■ Extracted records

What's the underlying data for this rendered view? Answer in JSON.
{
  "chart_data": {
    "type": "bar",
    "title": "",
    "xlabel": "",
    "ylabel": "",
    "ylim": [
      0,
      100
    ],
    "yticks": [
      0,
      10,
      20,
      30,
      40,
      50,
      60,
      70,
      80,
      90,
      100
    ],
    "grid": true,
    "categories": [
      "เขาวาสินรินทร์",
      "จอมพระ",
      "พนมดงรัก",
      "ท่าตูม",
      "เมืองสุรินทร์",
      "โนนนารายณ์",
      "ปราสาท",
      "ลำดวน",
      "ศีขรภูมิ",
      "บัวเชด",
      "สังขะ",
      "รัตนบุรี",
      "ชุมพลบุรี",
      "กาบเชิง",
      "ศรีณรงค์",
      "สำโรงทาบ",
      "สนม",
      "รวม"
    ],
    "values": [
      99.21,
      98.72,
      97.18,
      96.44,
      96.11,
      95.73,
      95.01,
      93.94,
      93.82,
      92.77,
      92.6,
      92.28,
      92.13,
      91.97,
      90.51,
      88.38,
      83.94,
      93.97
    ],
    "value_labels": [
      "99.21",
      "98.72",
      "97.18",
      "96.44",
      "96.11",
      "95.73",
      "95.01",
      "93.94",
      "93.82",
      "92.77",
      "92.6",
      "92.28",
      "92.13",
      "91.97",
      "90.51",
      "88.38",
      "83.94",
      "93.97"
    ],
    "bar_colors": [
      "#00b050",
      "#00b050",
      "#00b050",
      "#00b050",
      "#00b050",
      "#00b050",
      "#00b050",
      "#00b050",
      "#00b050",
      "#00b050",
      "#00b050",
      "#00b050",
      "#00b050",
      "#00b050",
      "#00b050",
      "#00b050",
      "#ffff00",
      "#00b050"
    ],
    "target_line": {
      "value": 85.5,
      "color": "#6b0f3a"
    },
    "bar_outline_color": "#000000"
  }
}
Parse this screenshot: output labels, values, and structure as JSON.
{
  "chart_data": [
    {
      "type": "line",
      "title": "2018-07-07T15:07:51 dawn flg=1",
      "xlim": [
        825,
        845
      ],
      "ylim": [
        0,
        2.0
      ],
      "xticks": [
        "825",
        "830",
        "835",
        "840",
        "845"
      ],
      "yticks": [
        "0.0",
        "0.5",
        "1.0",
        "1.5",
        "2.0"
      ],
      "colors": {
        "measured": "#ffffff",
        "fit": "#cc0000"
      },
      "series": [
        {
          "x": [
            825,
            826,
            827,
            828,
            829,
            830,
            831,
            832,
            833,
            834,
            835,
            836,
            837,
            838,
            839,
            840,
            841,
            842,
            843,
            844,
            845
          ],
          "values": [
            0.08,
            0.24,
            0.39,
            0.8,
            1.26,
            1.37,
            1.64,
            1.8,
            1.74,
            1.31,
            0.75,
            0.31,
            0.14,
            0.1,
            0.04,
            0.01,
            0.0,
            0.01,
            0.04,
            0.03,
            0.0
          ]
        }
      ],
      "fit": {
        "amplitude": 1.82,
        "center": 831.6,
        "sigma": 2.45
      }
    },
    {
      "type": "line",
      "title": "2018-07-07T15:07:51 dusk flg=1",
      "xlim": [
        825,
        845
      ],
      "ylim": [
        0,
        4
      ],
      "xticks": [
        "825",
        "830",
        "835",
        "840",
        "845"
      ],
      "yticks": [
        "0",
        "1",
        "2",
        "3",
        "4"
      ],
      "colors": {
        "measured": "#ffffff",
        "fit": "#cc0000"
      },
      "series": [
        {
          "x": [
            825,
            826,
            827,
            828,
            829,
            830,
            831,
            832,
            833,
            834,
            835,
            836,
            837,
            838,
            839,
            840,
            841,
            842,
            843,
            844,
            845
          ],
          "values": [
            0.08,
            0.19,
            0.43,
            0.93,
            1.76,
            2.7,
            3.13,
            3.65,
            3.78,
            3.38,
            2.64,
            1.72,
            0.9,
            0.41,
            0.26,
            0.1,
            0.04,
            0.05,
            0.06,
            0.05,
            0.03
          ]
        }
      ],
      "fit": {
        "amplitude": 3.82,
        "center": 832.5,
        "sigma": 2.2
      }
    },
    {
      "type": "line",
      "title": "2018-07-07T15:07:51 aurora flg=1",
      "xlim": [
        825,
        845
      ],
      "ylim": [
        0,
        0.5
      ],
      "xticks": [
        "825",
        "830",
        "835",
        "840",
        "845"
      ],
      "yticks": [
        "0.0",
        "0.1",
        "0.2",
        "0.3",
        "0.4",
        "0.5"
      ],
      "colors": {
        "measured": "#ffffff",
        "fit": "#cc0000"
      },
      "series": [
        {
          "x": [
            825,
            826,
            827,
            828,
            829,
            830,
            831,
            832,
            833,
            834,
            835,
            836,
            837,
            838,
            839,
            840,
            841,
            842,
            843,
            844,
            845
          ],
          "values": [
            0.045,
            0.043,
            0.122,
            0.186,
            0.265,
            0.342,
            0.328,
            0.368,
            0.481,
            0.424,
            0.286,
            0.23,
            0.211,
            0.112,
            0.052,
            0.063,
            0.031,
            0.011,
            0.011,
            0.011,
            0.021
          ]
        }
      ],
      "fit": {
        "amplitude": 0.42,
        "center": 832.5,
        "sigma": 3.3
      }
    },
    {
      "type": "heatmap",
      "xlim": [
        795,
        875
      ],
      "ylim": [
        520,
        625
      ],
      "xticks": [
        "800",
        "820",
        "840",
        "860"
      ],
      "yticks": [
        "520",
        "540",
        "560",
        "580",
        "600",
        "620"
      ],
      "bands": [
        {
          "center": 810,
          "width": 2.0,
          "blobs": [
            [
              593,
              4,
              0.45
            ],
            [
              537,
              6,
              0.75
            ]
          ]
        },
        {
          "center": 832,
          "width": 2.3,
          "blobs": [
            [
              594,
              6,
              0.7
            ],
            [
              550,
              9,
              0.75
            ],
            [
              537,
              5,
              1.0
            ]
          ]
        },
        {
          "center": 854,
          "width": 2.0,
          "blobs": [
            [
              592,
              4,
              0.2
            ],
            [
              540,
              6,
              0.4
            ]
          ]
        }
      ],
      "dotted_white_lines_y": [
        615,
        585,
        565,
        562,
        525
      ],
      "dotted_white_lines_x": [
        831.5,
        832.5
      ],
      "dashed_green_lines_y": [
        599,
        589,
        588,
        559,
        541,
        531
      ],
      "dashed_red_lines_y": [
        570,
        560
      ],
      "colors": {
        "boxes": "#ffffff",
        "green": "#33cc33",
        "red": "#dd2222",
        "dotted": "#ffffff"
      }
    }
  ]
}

■ Problem description
Every record above should be output exactly.

■ Written response
What's the underlying data for this rendered view? Answer in JSON.
{
  "chart_data": {
    "type": "bar",
    "title": "",
    "xlabel": "",
    "ylabel": "",
    "ylim": [
      0,
      100
    ],
    "yticks": [
      0,
      10,
      20,
      30,
      40,
      50,
      60,
      70,
      80,
      90,
      100
    ],
    "grid": true,
    "categories": [
      "เขาวาสินรินทร์",
      "จอมพระ",
      "พนมดงรัก",
      "ท่าตูม",
      "เมืองสุรินทร์",
      "โนนนารายณ์",
      "ปราสาท",
      "ลำดวน",
      "ศีขรภูมิ",
      "บัวเชด",
      "สังขะ",
      "รัตนบุรี",
      "ชุมพลบุรี",
      "กาบเชิง",
      "ศรีณรงค์",
      "สำโรงทาบ",
      "สนม",
      "รวม"
    ],
    "values": [
      99.21,
      98.72,
      97.18,
      96.44,
      96.11,
      95.73,
      95.01,
      93.94,
      93.82,
      92.77,
      92.6,
      92.28,
      92.13,
      91.97,
      90.51,
      88.38,
      83.94,
      93.97
    ],
    "value_labels": [
      "99.21",
      "98.72",
      "97.18",
      "96.44",
      "96.11",
      "95.73",
      "95.01",
      "93.94",
      "93.82",
      "92.77",
      "92.6",
      "92.28",
      "92.13",
      "91.97",
      "90.51",
      "88.38",
      "83.94",
      "93.97"
    ],
    "bar_colors": [
      "#00b050",
      "#00b050",
      "#00b050",
      "#00b050",
      "#00b050",
      "#00b050",
      "#00b050",
      "#00b050",
      "#00b050",
      "#00b050",
      "#00b050",
      "#00b050",
      "#00b050",
      "#00b050",
      "#00b050",
      "#00b050",
      "#ffff00",
      "#00b050"
    ],
    "target_line": {
      "value": 85.5,
      "color": "#6b0f3a"
    },
    "bar_outline_color": "#000000"
  }
}
Parse this screenshot: output labels, values, and structure as JSON.
{
  "chart_data": [
    {
      "type": "line",
      "title": "2018-07-07T15:07:51 dawn flg=1",
      "xlim": [
        825,
        845
      ],
      "ylim": [
        0,
        2.0
      ],
      "xticks": [
        "825",
        "830",
        "835",
        "840",
        "845"
      ],
      "yticks": [
        "0.0",
        "0.5",
        "1.0",
        "1.5",
        "2.0"
      ],
      "colors": {
        "measured": "#ffffff",
        "fit": "#cc0000"
      },
      "series": [
        {
          "x": [
            825,
            826,
            827,
            828,
            829,
            830,
            831,
            832,
            833,
            834,
            835,
            836,
            837,
            838,
            839,
            840,
            841,
            842,
            843,
            844,
            845
          ],
          "values": [
            0.08,
            0.24,
            0.39,
            0.8,
            1.26,
            1.37,
            1.64,
            1.8,
            1.74,
            1.31,
            0.75,
            0.31,
            0.14,
            0.1,
            0.04,
            0.01,
            0.0,
            0.01,
            0.04,
            0.03,
            0.0
          ]
        }
      ],
      "fit": {
        "amplitude": 1.82,
        "center": 831.6,
        "sigma": 2.45
      }
    },
    {
      "type": "line",
      "title": "2018-07-07T15:07:51 dusk flg=1",
      "xlim": [
        825,
        845
      ],
      "ylim": [
        0,
        4
      ],
      "xticks": [
        "825",
        "830",
        "835",
        "840",
        "845"
      ],
      "yticks": [
        "0",
        "1",
        "2",
        "3",
        "4"
      ],
      "colors": {
        "measured": "#ffffff",
        "fit": "#cc0000"
      },
      "series": [
        {
          "x": [
            825,
            826,
            827,
            828,
            829,
            830,
            831,
            832,
            833,
            834,
            835,
            836,
            837,
            838,
            839,
            840,
            841,
            842,
            843,
            844,
            845
          ],
          "values": [
            0.08,
            0.19,
            0.43,
            0.93,
            1.76,
            2.7,
            3.13,
            3.65,
            3.78,
            3.38,
            2.64,
            1.72,
            0.9,
            0.41,
            0.26,
            0.1,
            0.04,
            0.05,
            0.06,
            0.05,
            0.03
          ]
        }
      ],
      "fit": {
        "amplitude": 3.82,
        "center": 832.5,
        "sigma": 2.2
      }
    },
    {
      "type": "line",
      "title": "2018-07-07T15:07:51 aurora flg=1",
      "xlim": [
        825,
        845
      ],
      "ylim": [
        0,
        0.5
      ],
      "xticks": [
        "825",
        "830",
        "835",
        "840",
        "845"
      ],
      "yticks": [
        "0.0",
        "0.1",
        "0.2",
        "0.3",
        "0.4",
        "0.5"
      ],
      "colors": {
        "measured": "#ffffff",
        "fit": "#cc0000"
      },
      "series": [
        {
          "x": [
            825,
            826,
            827,
            828,
            829,
            830,
            831,
            832,
            833,
            834,
            835,
            836,
            837,
            838,
            839,
            840,
            841,
            842,
            843,
            844,
            845
          ],
          "values": [
            0.045,
            0.043,
            0.122,
            0.186,
            0.265,
            0.342,
            0.328,
            0.368,
            0.481,
            0.424,
            0.286,
            0.23,
            0.211,
            0.112,
            0.052,
            0.063,
            0.031,
            0.011,
            0.011,
            0.011,
            0.021
          ]
        }
      ],
      "fit": {
        "amplitude": 0.42,
        "center": 832.5,
        "sigma": 3.3
      }
    },
    {
      "type": "heatmap",
      "xlim": [
        795,
        875
      ],
      "ylim": [
        520,
        625
      ],
      "xticks": [
        "800",
        "820",
        "840",
        "860"
      ],
      "yticks": [
        "520",
        "540",
        "560",
        "580",
        "600",
        "620"
      ],
      "bands": [
        {
          "center": 810,
          "width": 2.0,
          "blobs": [
            [
              593,
              4,
              0.45
            ],
            [
              537,
              6,
              0.75
            ]
          ]
        },
        {
          "center": 832,
          "width": 2.3,
          "blobs": [
            [
              594,
              6,
              0.7
            ],
            [
              550,
              9,
              0.75
            ],
            [
              537,
              5,
              1.0
            ]
          ]
        },
        {
          "center": 854,
          "width": 2.0,
          "blobs": [
            [
              592,
              4,
              0.2
            ],
            [
              540,
              6,
              0.4
            ]
          ]
        }
      ],
      "dotted_white_lines_y": [
        615,
        585,
        565,
        562,
        525
      ],
      "dotted_white_lines_x": [
        831.5,
        832.5
      ],
      "dashed_green_lines_y": [
        599,
        589,
        588,
        559,
        541,
        531
      ],
      "dashed_red_lines_y": [
        570,
        560
      ],
      "colors": {
        "boxes": "#ffffff",
        "green": "#33cc33",
        "red": "#dd2222",
        "dotted": "#ffffff"
      }
    }
  ]
}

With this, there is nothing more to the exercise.